Description of the task:
Reproduce each line bearing the word "cùng".

Task material:
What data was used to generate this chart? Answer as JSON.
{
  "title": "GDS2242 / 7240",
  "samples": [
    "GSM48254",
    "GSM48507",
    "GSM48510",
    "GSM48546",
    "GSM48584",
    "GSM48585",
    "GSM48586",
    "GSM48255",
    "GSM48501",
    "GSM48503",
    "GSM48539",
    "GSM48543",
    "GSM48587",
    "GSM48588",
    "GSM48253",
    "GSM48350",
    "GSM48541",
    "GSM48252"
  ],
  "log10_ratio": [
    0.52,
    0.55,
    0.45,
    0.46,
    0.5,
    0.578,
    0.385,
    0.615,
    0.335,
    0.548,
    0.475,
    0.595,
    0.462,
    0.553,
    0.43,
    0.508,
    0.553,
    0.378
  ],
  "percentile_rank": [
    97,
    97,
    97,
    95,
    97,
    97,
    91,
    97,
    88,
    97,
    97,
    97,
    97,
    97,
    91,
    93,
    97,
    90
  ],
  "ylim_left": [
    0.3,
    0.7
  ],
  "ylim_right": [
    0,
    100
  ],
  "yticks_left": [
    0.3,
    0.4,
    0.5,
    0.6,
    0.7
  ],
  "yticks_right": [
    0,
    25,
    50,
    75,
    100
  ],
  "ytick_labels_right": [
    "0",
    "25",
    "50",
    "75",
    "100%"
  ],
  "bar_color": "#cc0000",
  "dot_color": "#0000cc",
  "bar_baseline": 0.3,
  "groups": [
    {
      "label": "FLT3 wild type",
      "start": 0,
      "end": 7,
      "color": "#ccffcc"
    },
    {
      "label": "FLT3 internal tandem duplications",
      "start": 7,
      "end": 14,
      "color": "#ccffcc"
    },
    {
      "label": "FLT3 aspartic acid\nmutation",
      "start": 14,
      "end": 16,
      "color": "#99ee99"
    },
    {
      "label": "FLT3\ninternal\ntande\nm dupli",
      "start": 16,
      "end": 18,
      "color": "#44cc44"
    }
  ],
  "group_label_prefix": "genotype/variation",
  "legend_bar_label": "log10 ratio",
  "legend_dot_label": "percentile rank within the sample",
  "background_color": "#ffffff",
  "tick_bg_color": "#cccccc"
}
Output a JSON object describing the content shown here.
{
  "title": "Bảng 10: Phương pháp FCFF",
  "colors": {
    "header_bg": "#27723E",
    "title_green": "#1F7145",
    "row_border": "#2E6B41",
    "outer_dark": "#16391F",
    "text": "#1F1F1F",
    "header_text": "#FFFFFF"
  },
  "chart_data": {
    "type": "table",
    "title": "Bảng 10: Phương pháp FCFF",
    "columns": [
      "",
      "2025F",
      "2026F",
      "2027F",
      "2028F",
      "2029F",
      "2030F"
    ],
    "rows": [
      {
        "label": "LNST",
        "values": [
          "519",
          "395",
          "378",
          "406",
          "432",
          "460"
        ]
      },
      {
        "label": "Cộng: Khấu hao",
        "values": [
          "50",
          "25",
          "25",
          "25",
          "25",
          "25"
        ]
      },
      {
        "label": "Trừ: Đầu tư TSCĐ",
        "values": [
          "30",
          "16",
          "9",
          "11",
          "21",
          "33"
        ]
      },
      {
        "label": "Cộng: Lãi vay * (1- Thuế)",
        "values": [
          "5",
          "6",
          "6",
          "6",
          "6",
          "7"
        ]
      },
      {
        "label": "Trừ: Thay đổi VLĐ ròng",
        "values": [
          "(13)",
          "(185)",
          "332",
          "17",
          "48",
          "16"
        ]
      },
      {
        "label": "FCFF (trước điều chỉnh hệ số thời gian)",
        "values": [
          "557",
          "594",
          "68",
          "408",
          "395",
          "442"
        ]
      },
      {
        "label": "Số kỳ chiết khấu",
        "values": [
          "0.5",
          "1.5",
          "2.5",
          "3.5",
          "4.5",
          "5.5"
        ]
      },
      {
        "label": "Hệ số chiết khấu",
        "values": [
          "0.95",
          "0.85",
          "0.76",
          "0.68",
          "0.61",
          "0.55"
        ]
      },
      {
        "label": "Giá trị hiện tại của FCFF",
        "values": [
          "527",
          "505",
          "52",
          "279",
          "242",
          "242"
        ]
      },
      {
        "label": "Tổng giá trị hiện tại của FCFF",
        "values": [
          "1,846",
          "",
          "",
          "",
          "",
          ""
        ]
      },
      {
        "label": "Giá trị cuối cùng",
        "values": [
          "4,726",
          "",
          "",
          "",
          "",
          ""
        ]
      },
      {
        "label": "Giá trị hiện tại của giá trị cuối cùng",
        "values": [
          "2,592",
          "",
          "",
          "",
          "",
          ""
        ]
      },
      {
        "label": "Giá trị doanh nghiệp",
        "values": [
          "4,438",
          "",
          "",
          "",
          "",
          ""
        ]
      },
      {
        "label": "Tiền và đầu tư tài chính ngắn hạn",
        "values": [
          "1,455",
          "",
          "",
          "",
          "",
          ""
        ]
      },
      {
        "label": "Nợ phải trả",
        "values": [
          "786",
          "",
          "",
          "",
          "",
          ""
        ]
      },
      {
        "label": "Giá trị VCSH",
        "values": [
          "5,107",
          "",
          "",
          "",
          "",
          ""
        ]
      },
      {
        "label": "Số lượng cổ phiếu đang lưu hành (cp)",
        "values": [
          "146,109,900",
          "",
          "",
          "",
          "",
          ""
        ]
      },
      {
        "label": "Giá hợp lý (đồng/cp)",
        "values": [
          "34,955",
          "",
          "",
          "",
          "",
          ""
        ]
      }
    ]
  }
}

Task output:
        "label": "Giá trị cuối cùng",
        "label": "Giá trị hiện tại của giá trị cuối cùng",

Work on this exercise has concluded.